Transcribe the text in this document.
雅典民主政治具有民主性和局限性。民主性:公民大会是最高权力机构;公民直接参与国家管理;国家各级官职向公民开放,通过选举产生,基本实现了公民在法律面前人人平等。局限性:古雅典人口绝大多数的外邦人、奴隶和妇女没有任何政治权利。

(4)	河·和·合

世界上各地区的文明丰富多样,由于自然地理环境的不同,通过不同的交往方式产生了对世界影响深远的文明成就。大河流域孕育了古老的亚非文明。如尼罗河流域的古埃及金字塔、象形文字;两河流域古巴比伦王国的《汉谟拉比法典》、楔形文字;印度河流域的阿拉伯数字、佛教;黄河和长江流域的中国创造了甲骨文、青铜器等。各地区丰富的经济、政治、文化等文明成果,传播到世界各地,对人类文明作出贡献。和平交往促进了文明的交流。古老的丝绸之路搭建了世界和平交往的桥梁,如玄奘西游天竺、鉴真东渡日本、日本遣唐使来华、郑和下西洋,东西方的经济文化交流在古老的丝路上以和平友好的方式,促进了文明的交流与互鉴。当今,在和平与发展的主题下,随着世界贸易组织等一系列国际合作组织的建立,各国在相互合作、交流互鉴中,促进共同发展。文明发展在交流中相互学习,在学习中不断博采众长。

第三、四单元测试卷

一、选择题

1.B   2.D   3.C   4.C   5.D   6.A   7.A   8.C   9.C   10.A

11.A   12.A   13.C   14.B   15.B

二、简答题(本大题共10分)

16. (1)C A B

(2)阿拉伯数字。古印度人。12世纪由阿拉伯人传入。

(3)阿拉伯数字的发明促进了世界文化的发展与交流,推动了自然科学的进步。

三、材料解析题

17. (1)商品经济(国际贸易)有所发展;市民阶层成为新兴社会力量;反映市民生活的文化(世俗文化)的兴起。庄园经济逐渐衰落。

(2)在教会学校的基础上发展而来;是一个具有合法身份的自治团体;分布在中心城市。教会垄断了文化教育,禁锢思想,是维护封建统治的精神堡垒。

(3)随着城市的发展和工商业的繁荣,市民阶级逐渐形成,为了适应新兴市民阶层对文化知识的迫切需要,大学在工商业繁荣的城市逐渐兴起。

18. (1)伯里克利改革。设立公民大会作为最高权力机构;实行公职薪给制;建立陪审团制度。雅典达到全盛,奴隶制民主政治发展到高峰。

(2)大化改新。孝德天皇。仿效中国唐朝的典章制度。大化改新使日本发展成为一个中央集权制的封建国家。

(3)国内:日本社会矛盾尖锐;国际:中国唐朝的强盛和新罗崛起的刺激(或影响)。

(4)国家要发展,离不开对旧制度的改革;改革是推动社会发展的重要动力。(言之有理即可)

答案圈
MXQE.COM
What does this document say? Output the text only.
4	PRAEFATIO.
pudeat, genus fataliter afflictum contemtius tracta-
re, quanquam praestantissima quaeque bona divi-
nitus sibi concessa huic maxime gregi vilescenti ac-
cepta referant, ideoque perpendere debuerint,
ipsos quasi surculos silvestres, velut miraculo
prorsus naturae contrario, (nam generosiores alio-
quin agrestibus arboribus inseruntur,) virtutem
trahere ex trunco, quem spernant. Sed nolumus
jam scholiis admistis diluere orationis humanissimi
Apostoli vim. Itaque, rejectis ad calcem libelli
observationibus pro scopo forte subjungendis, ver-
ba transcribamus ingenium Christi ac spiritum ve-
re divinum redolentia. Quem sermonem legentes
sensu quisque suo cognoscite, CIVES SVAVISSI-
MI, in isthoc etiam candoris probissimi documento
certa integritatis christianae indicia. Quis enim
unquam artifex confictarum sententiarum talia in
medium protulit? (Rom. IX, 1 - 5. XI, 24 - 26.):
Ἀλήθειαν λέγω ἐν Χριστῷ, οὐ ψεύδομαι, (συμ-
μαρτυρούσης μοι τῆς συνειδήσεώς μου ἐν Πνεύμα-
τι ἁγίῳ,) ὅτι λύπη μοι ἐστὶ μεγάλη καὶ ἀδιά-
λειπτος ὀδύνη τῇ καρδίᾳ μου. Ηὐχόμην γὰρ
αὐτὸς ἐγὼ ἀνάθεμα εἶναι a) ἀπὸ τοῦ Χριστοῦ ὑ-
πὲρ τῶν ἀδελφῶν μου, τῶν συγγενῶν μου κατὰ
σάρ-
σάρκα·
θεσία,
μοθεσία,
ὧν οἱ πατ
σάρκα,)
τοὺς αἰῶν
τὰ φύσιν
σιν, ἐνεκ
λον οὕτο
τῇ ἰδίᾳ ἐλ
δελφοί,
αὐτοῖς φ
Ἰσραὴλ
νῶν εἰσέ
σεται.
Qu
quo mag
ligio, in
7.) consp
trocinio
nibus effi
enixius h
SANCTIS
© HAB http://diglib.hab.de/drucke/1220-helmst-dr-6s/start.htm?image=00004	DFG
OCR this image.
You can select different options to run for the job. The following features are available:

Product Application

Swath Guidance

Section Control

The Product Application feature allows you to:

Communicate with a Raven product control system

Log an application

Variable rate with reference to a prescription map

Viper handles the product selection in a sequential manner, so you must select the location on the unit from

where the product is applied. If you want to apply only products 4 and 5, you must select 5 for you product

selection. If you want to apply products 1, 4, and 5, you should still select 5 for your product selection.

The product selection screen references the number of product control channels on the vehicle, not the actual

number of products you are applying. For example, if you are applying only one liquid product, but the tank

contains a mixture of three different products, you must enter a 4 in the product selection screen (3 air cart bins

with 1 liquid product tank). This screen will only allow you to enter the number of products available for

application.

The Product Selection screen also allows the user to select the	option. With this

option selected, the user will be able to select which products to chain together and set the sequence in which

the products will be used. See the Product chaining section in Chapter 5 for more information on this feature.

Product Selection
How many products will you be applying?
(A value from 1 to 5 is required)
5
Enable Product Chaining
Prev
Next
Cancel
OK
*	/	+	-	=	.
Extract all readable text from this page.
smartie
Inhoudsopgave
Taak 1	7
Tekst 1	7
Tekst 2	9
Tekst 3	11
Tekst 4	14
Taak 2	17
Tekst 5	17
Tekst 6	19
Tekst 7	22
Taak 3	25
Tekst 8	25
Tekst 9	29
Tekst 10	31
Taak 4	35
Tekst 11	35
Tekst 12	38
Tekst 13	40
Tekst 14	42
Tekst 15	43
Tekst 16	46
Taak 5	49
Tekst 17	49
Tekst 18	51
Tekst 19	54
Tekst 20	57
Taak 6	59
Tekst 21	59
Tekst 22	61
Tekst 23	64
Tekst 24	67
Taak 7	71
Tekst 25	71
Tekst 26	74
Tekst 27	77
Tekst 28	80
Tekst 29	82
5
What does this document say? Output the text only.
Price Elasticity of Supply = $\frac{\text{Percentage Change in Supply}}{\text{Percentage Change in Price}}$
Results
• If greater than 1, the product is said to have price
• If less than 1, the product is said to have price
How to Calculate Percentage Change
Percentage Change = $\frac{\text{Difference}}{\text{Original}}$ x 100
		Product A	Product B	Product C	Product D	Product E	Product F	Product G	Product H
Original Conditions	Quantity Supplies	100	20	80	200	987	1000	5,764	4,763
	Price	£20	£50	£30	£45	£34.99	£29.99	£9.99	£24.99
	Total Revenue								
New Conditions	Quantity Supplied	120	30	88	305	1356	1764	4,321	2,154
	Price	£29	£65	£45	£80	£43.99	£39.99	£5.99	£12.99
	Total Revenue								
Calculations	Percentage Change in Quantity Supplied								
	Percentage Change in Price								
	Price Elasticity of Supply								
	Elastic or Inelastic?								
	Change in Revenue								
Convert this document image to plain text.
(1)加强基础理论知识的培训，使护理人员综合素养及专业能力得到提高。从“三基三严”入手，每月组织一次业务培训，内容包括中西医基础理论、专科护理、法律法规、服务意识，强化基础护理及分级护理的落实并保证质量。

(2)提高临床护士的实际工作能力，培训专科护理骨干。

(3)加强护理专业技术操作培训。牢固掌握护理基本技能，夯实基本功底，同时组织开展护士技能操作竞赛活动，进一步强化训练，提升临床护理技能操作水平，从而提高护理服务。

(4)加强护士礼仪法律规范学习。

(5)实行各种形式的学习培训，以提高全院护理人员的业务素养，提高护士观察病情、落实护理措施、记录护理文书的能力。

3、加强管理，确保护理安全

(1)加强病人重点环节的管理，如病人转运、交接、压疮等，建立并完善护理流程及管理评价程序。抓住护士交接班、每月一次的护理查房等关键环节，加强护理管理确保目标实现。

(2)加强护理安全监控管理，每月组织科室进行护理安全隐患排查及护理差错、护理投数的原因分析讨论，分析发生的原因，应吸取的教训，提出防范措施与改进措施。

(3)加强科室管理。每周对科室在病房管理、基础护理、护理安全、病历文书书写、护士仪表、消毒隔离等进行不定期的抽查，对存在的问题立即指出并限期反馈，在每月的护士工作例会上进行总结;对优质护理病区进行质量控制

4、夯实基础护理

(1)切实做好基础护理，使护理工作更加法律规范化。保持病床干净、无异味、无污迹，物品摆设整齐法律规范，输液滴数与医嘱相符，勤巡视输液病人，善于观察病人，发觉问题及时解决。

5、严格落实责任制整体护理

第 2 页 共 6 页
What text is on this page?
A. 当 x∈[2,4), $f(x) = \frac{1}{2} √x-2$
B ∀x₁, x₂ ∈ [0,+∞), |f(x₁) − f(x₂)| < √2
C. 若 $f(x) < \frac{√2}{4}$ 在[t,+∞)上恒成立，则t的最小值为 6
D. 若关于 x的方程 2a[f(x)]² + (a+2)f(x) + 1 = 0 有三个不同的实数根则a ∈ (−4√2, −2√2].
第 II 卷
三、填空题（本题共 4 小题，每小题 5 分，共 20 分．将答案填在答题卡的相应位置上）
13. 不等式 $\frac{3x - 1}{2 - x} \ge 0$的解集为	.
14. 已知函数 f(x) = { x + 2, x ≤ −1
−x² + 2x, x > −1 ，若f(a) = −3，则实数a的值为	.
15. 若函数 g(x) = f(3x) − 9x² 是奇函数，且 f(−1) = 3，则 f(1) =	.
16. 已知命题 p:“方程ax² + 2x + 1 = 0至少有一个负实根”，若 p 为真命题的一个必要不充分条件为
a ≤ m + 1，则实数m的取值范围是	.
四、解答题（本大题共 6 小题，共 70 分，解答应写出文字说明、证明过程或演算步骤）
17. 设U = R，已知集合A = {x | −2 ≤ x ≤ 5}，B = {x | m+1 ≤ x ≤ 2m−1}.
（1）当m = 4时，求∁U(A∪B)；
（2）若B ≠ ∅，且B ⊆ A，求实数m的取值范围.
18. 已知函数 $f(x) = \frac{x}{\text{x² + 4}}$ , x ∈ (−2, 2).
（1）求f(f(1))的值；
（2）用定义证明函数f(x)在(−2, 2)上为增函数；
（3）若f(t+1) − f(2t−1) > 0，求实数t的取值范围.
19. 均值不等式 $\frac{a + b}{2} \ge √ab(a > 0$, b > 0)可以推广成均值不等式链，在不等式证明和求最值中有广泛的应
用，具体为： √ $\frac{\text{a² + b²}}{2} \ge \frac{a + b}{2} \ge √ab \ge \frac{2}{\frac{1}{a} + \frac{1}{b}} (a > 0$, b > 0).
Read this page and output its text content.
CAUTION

※ ※ ※

#### Task directions:
Work out how many lines in the records above contain the word "said", and reply with that number alone.

#### Exercise response:
2